» Instructions for the task:
Drop the images; return everything else in the listing below exactly.
━━━
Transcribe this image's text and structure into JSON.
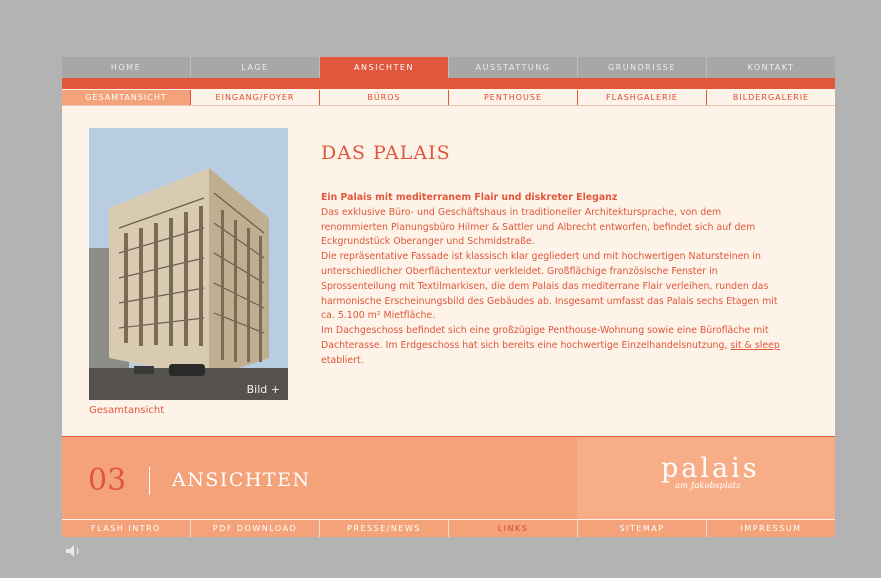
{
  "topnav": [
    "HOME",
    "LAGE",
    "ANSICHTEN",
    "AUSSTATTUNG",
    "GRUNDRISSE",
    "KONTAKT"
  ],
  "subnav": [
    "GESAMTANSICHT",
    "EINGANG/FOYER",
    "BÜROS",
    "PENTHOUSE",
    "FLASHGALERIE",
    "BILDERGALERIE"
  ],
  "photo": {
    "button_label": "Bild +",
    "caption": "Gesamtansicht"
  },
  "content": {
    "title": "DAS PALAIS",
    "lead": "Ein Palais mit mediterranem Flair und diskreter Eleganz",
    "para1": "Das exklusive Büro- und Geschäftshaus in traditioneller Architektursprache, von dem renommierten Planungsbüro Hilmer & Sattler und Albrecht entworfen, befindet sich auf dem Eckgrundstück Oberanger und Schmidstraße.",
    "para2": "Die repräsentative Fassade ist klassisch klar gegliedert und mit hochwertigen Natursteinen in unterschiedlicher Oberflächentextur verkleidet. Großflächige französische Fenster in Sprossenteilung mit Textilmarkisen, die dem Palais das mediterrane Flair verleihen, runden das harmonische Erscheinungsbild des Gebäudes ab. Insgesamt umfasst das Palais sechs Etagen mit ca. 5.100 m² Mietfläche.",
    "para3_before": "Im Dachgeschoss befindet sich eine großzügige Penthouse-Wohnung sowie eine Bürofläche mit Dachterasse. Im Erdgeschoss hat sich bereits eine hochwertige Einzelhandelsnutzung, ",
    "para3_link": "sit & sleep",
    "para3_after": " etabliert."
  },
  "band": {
    "number": "03",
    "section": "ANSICHTEN",
    "logo_main": "palais",
    "logo_sub": "am Jakobsplatz"
  },
  "footnav": [
    "FLASH INTRO",
    "PDF DOWNLOAD",
    "PRESSE/NEWS",
    "LINKS",
    "SITEMAP",
    "IMPRESSUM"
  ],
  "sound_icon": "speaker-icon",
  "colors": {
    "accent": "#e0573b",
    "peach": "#f3a27a",
    "cream": "#fdf3e8",
    "gray": "#b3b3b3"
  }
}
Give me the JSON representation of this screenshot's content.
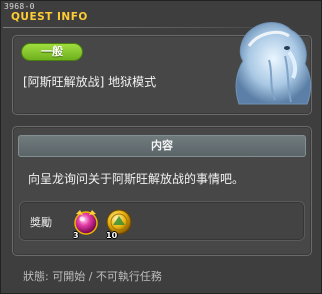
{
  "window": {
    "quest_id": "3968-0",
    "title": "QUEST INFO"
  },
  "quest": {
    "category_badge": "一般",
    "name": "[阿斯旺解放战] 地狱模式",
    "npc_icon": "ghost-npc-portrait"
  },
  "content": {
    "header": "内容",
    "description": "向呈龙询问关于阿斯旺解放战的事情吧。"
  },
  "rewards": {
    "label": "獎勵",
    "items": [
      {
        "icon": "pink-gem-item-icon",
        "quantity": "3"
      },
      {
        "icon": "gold-coin-item-icon",
        "quantity": "10"
      }
    ]
  },
  "status": {
    "text": "狀態: 可開始 / 不可執行任務"
  },
  "colors": {
    "title": "#ffcc33",
    "badge": "#8cc832",
    "panel": "#474747",
    "header": "#6a7579"
  }
}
━━━
» Task solution:
Transcribe this image's text and structure into JSON.
{
  "topnav": [
    "HOME",
    "LAGE",
    "ANSICHTEN",
    "AUSSTATTUNG",
    "GRUNDRISSE",
    "KONTAKT"
  ],
  "subnav": [
    "GESAMTANSICHT",
    "EINGANG/FOYER",
    "BÜROS",
    "PENTHOUSE",
    "FLASHGALERIE",
    "BILDERGALERIE"
  ],
  "photo": {
    "button_label": "Bild +",
    "caption": "Gesamtansicht"
  },
  "content": {
    "title": "DAS PALAIS",
    "lead": "Ein Palais mit mediterranem Flair und diskreter Eleganz",
    "para1": "Das exklusive Büro- und Geschäftshaus in traditioneller Architektursprache, von dem renommierten Planungsbüro Hilmer & Sattler und Albrecht entworfen, befindet sich auf dem Eckgrundstück Oberanger und Schmidstraße.",
    "para2": "Die repräsentative Fassade ist klassisch klar gegliedert und mit hochwertigen Natursteinen in unterschiedlicher Oberflächentextur verkleidet. Großflächige französische Fenster in Sprossenteilung mit Textilmarkisen, die dem Palais das mediterrane Flair verleihen, runden das harmonische Erscheinungsbild des Gebäudes ab. Insgesamt umfasst das Palais sechs Etagen mit ca. 5.100 m² Mietfläche.",
    "para3_before": "Im Dachgeschoss befindet sich eine großzügige Penthouse-Wohnung sowie eine Bürofläche mit Dachterasse. Im Erdgeschoss hat sich bereits eine hochwertige Einzelhandelsnutzung, ",
    "para3_link": "sit & sleep",
    "para3_after": " etabliert."
  },
  "band": {
    "number": "03",
    "section": "ANSICHTEN",
    "logo_main": "palais",
    "logo_sub": "am Jakobsplatz"
  },
  "footnav": [
    "FLASH INTRO",
    "PDF DOWNLOAD",
    "PRESSE/NEWS",
    "LINKS",
    "SITEMAP",
    "IMPRESSUM"
  ],
  "sound_icon": "speaker-icon",
  "colors": {
    "accent": "#e0573b",
    "peach": "#f3a27a",
    "cream": "#fdf3e8",
    "gray": "#b3b3b3"
  }
}
Give me the JSON representation of this screenshot's content.
{
  "window": {
    "quest_id": "3968-0",
    "title": "QUEST INFO"
  },
  "quest": {
    "category_badge": "一般",
    "name": "[阿斯旺解放战] 地狱模式",
    "npc_icon": "ghost-npc-portrait"
  },
  "content": {
    "header": "内容",
    "description": "向呈龙询问关于阿斯旺解放战的事情吧。"
  },
  "rewards": {
    "label": "獎勵",
    "items": [
      {
        "icon": "pink-gem-item-icon",
        "quantity": "3"
      },
      {
        "icon": "gold-coin-item-icon",
        "quantity": "10"
      }
    ]
  },
  "status": {
    "text": "狀態: 可開始 / 不可執行任務"
  },
  "colors": {
    "title": "#ffcc33",
    "badge": "#8cc832",
    "panel": "#474747",
    "header": "#6a7579"
  }
}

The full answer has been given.